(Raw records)
+++++

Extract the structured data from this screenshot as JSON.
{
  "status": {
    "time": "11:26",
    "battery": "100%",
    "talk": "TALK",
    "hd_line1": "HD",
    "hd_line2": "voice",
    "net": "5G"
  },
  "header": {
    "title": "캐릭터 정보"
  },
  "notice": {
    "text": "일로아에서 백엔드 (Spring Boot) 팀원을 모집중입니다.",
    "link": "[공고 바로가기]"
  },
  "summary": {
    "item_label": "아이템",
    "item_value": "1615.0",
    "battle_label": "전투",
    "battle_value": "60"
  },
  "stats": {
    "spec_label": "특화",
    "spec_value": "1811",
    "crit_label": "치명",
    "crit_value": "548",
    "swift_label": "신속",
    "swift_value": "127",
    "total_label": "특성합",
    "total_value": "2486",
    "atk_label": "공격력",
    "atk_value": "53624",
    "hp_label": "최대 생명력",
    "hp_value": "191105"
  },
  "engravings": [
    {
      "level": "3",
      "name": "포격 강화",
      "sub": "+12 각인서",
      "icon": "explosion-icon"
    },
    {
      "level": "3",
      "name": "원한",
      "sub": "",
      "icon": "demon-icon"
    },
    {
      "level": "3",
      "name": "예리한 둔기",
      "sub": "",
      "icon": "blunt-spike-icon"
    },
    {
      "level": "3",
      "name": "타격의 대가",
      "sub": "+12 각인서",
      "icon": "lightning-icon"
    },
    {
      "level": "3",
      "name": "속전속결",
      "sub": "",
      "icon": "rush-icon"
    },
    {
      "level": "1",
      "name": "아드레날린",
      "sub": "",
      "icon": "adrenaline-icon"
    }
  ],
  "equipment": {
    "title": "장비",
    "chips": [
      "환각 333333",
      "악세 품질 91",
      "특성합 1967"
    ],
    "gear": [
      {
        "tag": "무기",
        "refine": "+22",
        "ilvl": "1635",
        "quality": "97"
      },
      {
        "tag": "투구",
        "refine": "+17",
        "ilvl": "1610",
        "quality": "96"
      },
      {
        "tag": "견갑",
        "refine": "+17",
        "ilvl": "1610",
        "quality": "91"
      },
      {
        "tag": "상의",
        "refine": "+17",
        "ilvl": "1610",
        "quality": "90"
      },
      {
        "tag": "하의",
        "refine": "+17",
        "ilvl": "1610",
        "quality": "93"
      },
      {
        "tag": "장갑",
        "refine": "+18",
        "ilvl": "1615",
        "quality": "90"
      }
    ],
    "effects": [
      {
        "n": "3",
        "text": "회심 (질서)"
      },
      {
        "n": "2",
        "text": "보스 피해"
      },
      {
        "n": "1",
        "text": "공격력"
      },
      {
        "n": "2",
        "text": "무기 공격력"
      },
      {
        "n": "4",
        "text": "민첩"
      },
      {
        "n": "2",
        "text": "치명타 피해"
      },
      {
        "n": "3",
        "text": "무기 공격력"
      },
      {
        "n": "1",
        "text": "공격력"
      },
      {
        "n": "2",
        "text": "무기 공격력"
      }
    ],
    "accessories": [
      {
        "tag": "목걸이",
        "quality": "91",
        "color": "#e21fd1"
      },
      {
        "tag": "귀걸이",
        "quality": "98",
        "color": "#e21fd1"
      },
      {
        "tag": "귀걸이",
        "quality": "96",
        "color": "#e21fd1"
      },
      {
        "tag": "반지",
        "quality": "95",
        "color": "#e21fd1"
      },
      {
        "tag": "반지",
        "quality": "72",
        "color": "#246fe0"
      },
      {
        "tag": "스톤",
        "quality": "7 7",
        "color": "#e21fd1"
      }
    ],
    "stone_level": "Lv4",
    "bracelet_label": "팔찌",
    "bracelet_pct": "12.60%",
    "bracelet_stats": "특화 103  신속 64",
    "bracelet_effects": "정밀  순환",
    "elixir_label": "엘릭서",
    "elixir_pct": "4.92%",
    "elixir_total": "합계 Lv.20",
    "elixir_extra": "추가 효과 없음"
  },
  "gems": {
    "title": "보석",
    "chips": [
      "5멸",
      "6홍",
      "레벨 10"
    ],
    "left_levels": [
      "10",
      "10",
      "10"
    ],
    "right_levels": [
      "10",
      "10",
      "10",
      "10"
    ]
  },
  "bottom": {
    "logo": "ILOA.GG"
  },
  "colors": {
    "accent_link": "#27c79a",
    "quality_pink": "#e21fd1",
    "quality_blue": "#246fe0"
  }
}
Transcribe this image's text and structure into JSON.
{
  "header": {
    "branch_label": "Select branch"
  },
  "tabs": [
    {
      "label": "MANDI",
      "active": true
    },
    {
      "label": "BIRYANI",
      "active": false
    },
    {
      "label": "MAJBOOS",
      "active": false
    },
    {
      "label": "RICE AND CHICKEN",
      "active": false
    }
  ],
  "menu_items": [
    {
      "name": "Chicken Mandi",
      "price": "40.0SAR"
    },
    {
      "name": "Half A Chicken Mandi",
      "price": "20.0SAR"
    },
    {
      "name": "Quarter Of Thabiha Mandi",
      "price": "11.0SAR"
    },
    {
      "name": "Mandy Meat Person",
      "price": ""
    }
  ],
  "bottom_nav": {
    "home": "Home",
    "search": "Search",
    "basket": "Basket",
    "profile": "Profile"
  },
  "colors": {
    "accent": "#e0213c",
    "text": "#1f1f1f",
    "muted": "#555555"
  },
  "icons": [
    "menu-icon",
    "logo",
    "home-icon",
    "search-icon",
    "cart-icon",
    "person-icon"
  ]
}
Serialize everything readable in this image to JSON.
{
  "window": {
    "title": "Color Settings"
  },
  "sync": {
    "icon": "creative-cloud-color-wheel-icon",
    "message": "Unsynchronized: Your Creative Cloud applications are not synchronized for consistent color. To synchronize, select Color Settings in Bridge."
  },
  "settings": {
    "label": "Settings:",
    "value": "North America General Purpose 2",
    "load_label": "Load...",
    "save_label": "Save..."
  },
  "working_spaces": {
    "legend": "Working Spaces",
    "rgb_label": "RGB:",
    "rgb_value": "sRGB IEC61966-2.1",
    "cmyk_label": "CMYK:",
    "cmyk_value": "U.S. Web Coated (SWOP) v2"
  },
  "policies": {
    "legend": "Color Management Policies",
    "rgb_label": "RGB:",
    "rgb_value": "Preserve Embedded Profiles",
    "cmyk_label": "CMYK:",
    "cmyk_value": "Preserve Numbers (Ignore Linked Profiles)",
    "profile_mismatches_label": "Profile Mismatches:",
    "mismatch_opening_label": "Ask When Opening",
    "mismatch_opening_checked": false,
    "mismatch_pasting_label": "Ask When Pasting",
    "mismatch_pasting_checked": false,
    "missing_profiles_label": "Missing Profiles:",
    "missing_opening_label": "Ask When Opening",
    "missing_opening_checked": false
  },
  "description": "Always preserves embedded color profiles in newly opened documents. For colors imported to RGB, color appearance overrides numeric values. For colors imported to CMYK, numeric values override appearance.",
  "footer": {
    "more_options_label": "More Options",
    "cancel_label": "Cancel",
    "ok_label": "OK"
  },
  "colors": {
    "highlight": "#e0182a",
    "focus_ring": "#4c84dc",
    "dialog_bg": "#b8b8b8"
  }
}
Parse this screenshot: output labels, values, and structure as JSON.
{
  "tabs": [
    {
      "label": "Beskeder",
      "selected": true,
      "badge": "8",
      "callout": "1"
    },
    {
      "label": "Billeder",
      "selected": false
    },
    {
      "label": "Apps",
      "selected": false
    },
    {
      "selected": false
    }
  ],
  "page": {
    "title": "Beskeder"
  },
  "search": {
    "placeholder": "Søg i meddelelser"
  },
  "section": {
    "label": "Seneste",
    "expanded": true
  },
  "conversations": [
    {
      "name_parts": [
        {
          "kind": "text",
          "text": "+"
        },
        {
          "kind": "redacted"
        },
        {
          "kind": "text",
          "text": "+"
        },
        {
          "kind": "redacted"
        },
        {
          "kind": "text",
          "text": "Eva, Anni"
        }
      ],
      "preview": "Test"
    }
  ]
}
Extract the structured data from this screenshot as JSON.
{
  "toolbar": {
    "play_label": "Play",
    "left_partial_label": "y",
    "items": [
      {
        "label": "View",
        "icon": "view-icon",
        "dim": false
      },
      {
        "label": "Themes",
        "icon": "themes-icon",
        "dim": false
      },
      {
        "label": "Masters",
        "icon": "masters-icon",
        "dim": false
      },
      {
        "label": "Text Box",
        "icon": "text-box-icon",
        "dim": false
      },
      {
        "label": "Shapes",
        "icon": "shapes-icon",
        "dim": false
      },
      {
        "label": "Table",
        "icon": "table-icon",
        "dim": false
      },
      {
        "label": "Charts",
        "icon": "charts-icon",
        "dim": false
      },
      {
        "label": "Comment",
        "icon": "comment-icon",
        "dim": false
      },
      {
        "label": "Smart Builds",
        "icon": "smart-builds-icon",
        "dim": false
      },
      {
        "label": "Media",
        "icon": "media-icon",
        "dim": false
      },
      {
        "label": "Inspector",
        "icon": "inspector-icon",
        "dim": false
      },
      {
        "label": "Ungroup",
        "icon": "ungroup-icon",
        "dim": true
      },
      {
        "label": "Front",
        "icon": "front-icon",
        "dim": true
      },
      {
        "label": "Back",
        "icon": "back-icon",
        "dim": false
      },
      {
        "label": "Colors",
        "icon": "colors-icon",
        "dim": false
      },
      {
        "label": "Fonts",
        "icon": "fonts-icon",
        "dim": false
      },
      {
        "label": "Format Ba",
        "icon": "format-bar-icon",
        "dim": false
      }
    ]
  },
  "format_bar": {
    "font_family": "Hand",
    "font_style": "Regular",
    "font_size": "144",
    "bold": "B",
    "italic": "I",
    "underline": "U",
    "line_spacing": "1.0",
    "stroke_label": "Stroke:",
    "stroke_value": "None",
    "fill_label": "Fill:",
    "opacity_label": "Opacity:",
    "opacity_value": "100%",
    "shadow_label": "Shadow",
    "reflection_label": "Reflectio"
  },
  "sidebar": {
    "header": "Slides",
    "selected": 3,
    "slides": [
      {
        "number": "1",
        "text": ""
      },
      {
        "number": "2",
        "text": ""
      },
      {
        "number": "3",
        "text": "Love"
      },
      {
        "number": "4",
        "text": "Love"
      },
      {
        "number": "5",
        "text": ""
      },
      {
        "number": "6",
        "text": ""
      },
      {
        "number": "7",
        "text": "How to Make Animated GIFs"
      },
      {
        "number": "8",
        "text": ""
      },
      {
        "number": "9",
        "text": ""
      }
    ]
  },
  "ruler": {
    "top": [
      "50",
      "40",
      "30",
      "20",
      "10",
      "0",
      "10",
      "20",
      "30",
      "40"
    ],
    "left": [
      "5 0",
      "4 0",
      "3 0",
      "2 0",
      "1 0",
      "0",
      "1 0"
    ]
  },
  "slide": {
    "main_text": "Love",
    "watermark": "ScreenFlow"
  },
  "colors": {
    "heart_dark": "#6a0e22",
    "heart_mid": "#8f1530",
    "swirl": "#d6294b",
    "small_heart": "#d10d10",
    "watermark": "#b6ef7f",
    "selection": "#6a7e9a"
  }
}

+++++

> **What you need to do**:
Copy out all lines from the material above that contain the string "JSON".

> **Task output**:
Extract the structured data from this screenshot as JSON.
Transcribe this image's text and structure into JSON.
Serialize everything readable in this image to JSON.
Parse this screenshot: output labels, values, and structure as JSON.
Extract the structured data from this screenshot as JSON.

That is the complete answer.